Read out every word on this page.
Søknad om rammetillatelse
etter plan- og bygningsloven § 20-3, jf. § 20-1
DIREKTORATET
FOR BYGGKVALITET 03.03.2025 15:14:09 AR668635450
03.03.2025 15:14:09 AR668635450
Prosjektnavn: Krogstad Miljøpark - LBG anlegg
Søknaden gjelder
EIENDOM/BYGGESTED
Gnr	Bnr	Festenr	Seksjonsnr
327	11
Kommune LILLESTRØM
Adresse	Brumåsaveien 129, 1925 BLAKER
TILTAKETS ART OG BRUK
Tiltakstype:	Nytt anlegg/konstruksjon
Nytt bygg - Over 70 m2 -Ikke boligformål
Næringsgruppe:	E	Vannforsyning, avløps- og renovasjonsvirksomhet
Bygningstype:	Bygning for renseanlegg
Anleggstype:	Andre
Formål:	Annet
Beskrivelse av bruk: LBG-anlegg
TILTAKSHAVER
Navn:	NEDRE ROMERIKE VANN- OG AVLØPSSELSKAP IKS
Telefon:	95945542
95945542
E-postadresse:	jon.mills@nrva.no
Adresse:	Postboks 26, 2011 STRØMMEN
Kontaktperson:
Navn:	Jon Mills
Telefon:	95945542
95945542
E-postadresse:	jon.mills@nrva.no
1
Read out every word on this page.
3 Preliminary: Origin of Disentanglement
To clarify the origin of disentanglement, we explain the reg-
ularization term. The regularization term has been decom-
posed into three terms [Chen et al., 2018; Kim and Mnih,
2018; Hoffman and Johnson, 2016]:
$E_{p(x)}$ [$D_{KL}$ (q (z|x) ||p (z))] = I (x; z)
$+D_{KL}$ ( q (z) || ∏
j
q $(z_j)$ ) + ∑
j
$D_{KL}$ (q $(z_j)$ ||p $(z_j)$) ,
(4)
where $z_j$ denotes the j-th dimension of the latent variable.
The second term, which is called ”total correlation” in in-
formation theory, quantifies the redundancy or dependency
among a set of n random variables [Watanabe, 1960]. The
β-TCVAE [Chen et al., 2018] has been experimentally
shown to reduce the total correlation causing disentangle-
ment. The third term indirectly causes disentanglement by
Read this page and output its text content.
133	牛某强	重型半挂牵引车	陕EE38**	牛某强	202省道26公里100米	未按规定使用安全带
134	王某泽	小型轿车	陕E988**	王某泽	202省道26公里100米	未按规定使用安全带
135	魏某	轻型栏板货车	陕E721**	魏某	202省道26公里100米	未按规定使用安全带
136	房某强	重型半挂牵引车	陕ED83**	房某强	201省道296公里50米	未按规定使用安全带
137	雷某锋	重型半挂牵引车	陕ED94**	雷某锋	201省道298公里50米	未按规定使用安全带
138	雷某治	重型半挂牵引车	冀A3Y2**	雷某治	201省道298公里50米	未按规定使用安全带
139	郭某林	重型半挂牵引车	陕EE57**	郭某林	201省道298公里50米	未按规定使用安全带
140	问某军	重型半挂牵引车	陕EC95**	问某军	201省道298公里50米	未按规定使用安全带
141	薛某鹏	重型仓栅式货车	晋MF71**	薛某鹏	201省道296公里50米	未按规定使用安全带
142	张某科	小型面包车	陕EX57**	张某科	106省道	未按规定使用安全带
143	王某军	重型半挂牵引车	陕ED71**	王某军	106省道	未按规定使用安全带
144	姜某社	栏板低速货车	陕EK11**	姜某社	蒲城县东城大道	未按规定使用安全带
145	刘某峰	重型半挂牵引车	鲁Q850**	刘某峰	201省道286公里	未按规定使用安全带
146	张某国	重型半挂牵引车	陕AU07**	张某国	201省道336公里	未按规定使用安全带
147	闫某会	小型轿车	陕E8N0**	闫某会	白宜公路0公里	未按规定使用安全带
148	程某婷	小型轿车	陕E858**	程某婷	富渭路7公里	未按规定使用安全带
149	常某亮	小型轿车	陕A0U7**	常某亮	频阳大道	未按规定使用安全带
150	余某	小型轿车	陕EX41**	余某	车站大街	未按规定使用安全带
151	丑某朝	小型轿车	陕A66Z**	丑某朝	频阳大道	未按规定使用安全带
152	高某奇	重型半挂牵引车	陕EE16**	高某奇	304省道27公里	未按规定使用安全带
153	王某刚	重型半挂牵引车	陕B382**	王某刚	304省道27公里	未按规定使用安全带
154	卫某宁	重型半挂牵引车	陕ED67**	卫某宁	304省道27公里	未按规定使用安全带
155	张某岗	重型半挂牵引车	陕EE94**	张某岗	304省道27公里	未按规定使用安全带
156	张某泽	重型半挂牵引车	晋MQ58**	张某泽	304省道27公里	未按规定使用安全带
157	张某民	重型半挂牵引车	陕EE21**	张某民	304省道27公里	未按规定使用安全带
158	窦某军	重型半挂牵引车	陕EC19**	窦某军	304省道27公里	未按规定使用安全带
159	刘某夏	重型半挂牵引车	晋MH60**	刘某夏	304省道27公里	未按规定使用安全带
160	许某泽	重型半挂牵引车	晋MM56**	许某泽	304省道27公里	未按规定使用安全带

#### [What to do]
In the records above, locate the lines holding the word "Chen". Copy each of them.

#### [Output below]
posed into three terms [Chen et al., 2018; Kim and Mnih,
β-TCVAE [Chen et al., 2018] has been experimentally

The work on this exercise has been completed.